[What the exercise asks]: Isolate every line in the data with the string "when" and copy it.

Collected data
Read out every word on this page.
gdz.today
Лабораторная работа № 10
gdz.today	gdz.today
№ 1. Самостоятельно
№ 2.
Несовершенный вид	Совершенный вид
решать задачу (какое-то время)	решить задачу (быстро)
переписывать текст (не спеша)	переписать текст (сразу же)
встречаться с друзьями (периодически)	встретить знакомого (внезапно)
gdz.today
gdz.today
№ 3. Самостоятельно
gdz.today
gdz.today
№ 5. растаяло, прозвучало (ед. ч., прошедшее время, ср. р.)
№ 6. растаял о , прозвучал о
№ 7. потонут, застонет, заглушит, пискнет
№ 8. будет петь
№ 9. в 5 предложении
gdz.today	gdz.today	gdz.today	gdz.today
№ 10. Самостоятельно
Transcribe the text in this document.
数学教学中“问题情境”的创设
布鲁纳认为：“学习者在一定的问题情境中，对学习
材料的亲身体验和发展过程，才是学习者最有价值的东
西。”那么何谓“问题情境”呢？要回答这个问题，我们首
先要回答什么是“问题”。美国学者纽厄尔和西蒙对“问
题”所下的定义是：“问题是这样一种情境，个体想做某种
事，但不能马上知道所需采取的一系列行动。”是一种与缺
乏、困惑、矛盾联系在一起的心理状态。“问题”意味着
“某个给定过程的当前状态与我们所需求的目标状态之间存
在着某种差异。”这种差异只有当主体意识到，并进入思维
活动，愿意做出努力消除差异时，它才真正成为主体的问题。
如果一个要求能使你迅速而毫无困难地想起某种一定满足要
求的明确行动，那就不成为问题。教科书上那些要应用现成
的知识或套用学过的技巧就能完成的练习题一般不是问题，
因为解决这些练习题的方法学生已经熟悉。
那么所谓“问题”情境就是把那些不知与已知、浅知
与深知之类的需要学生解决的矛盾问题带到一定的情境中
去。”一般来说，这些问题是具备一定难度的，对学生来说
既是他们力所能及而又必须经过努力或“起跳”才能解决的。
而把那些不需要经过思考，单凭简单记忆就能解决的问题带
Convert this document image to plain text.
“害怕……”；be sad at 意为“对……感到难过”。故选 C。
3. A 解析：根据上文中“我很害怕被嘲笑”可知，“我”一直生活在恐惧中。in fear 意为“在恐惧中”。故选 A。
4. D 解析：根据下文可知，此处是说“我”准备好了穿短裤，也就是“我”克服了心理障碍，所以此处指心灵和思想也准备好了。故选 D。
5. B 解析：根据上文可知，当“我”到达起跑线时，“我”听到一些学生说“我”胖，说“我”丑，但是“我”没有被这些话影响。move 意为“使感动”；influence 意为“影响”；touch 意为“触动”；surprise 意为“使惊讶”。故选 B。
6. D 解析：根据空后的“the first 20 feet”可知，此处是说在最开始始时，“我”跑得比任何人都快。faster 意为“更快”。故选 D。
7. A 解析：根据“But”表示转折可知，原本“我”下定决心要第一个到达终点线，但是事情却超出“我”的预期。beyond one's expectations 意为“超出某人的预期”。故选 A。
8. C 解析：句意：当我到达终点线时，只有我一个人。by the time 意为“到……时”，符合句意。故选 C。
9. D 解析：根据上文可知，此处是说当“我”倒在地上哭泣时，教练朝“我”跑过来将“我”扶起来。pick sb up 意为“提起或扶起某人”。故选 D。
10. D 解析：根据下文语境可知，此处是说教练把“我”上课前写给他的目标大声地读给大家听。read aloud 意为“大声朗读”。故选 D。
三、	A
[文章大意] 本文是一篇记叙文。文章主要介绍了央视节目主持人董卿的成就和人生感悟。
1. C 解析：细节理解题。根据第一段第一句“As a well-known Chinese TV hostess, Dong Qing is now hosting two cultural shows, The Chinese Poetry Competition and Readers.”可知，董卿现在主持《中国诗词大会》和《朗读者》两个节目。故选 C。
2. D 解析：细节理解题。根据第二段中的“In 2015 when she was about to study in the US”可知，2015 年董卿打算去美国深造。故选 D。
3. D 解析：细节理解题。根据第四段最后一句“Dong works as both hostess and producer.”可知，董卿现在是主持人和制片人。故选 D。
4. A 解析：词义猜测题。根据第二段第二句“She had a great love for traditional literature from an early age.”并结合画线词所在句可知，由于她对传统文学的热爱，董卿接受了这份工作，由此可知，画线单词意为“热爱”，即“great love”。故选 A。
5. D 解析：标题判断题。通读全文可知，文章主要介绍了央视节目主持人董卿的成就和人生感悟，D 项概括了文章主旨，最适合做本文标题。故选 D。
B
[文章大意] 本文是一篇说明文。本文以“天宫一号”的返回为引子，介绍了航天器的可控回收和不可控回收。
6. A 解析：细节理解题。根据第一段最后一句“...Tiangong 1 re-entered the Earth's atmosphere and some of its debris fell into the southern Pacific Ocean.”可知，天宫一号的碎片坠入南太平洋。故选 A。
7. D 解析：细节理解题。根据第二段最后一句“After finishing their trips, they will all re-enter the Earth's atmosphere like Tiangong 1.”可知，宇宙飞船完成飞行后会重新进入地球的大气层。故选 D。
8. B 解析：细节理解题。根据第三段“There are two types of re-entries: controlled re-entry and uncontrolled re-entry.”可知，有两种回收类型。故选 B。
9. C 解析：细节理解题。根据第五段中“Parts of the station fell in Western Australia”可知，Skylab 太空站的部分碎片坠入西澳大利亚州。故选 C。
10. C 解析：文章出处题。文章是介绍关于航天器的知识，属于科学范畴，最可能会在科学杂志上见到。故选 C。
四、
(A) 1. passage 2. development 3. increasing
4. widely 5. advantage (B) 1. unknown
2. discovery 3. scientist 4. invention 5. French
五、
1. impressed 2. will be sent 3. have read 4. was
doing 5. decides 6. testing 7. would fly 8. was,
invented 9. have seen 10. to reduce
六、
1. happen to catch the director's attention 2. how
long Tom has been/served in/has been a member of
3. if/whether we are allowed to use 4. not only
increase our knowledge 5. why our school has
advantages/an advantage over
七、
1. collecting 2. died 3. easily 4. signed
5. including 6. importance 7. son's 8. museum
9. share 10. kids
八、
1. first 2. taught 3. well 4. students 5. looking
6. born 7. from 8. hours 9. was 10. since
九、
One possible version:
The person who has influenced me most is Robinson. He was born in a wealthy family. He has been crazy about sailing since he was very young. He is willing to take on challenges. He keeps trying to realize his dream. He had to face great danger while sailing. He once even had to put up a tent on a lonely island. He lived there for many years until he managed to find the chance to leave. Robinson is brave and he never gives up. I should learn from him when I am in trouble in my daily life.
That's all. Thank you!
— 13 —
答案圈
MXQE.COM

[Solution]:
2. D 解析：细节理解题。根据第二段中的“In 2015 when she was about to study in the US”可知，2015 年董卿打算去美国深造。故选 D。
The person who has influenced me most is Robinson. He was born in a wealthy family. He has been crazy about sailing since he was very young. He is willing to take on challenges. He keeps trying to realize his dream. He had to face great danger while sailing. He once even had to put up a tent on a lonely island. He lived there for many years until he managed to find the chance to leave. Robinson is brave and he never gives up. I should learn from him when I am in trouble in my daily life.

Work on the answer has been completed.